The task
Retype the passage on amitriptyline and CYP2D6 below word for word, from "Figure 1.  Comparison" to "and severe SEs.".

Figure 1.  Comparison of side effects experienced by study participants grouped according to their CYP2D6 activity score.Side effects (SEs) were scored on a scale of 0 to 10 (0 = no SEs and effective treatment; 10 = high number of SEs and ineffective treatment). CYP2D6 activity is represented as activity scores and the number of individuals per category is shown in brackets. Gray-shaded triangles and diamonds are for patients on CYP2C19 inhibitor drugs. The open square denotes a patient on a CYP2D6 inhibitor. The large solid triangle represents patient # 17 carrying the 2509G>T SNP in exon 5 that causes a K245N amino acid change. (B–F) Represent study participants with lower activity scores and severe SEs.

There are no treatments that can restore nerve function, and hence drug therapy is mainly aimed at controlling pain [Citation5]. However, up to two thirds of patients do not obtain adequate pain relief from their current drug regimens [Citation7]. Drug therapy most often includes antidepressants (tricyclic antidepressants [TCAs], selective serotonin reuptake inhibitors and serotonin-noradrenaline reuptake inhibitors), sodium channel blockers and anticonvulsants [Citation8]. Amitriptyline is the drug of choice for treatment of painful peripheral neuropathy in the South African public health sector. Given its cost–effectiveness, it is also widely used in other developing countries [Citation9]. It is a TCA and is administered at doses of 150–250 mg/day for depression. However, when prescribed for pain management, it is used at significantly lower starting doses of 10–25 mg/day [Citation10]. Amitriptyline is mainly metabolized by CYP2C19 and CYP2D6, both of which are members of the CYP450 family of Phase I drug-metabolizing enzymes. The parent drug is rapidly demethylated by CYP2C19 to an active secondary amine, nortriptyline, which has both analgesic and antidepressant effects. Nortriptyline is then hydroxylated by CYP2D6 to form 10 hydroxynortriptyline, an inactive metabolite that is cleared by the kidneys. It has been shown that nortriptyline is predominantly responsible for the adverse drug reactions (ADRs) experienced in amitriptyline therapy [Citation9]. If CYP2D6 clearance of nortriptyline is compromised due to absent or decreased enzyme activity, enhanced receptor occupation could potentially lead to ADRs.

Dataset extract
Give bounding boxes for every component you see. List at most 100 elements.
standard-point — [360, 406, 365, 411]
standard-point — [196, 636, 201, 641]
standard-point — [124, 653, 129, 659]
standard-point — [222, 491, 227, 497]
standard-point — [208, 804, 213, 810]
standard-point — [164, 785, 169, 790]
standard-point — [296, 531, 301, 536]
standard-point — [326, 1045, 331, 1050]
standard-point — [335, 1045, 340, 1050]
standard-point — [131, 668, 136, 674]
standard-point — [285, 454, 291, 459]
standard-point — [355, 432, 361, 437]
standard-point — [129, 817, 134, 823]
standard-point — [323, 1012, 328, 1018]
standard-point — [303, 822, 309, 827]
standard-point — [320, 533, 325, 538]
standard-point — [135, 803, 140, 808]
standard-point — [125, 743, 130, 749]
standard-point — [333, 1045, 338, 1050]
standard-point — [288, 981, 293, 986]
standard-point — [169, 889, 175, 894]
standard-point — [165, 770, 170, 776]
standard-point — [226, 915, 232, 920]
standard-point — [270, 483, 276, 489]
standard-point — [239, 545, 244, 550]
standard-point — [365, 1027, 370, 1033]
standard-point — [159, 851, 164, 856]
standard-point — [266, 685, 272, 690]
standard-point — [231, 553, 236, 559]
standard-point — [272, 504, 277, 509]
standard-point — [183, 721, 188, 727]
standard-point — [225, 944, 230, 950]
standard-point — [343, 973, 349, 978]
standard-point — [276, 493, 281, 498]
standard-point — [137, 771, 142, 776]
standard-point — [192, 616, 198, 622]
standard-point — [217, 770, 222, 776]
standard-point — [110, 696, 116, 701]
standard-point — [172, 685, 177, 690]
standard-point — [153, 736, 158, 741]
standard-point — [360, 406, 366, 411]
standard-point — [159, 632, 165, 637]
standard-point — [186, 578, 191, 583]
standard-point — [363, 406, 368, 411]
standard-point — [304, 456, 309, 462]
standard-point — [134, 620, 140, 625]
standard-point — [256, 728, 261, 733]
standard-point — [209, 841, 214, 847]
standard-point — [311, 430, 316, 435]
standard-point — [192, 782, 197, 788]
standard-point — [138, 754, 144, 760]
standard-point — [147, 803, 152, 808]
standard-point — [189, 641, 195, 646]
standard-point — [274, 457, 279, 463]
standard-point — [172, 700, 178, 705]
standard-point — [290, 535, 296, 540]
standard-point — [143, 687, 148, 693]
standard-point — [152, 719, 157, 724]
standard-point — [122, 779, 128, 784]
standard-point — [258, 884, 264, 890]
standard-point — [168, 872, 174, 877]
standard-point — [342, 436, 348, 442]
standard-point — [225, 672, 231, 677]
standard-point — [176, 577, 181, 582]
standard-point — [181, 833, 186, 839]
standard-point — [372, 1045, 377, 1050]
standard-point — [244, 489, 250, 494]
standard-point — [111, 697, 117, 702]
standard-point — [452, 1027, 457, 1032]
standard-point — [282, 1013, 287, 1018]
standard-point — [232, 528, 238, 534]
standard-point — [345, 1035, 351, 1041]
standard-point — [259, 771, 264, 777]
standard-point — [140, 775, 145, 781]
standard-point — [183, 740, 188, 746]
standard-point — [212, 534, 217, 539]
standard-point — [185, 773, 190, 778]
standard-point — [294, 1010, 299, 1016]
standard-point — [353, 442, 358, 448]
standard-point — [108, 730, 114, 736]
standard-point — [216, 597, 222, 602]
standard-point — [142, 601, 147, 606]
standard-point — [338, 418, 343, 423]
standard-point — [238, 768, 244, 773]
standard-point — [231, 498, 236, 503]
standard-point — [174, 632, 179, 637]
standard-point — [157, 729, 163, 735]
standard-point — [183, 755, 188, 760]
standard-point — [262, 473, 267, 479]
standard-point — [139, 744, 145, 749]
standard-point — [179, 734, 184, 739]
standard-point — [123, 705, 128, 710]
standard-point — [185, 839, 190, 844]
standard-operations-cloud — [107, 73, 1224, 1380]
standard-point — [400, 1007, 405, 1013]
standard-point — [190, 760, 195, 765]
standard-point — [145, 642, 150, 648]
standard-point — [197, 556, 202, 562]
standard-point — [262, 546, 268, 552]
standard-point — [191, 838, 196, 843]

Finished exercise
Figure 1.  Comparison of side effects experienced by study participants grouped according to their CYP2D6 activity score.Side effects (SEs) were scored on a scale of 0 to 10 (0 = no SEs and effective treatment; 10 = high number of SEs and ineffective treatment). CYP2D6 activity is represented as activity scores and the number of individuals per category is shown in brackets. Gray-shaded triangles and diamonds are for patients on CYP2C19 inhibitor drugs. The open square denotes a patient on a CYP2D6 inhibitor. The large solid triangle represents patient # 17 carrying the 2509G>T SNP in exon 5 that causes a K245N amino acid change. (B–F) Represent study participants with lower activity scores and severe SEs.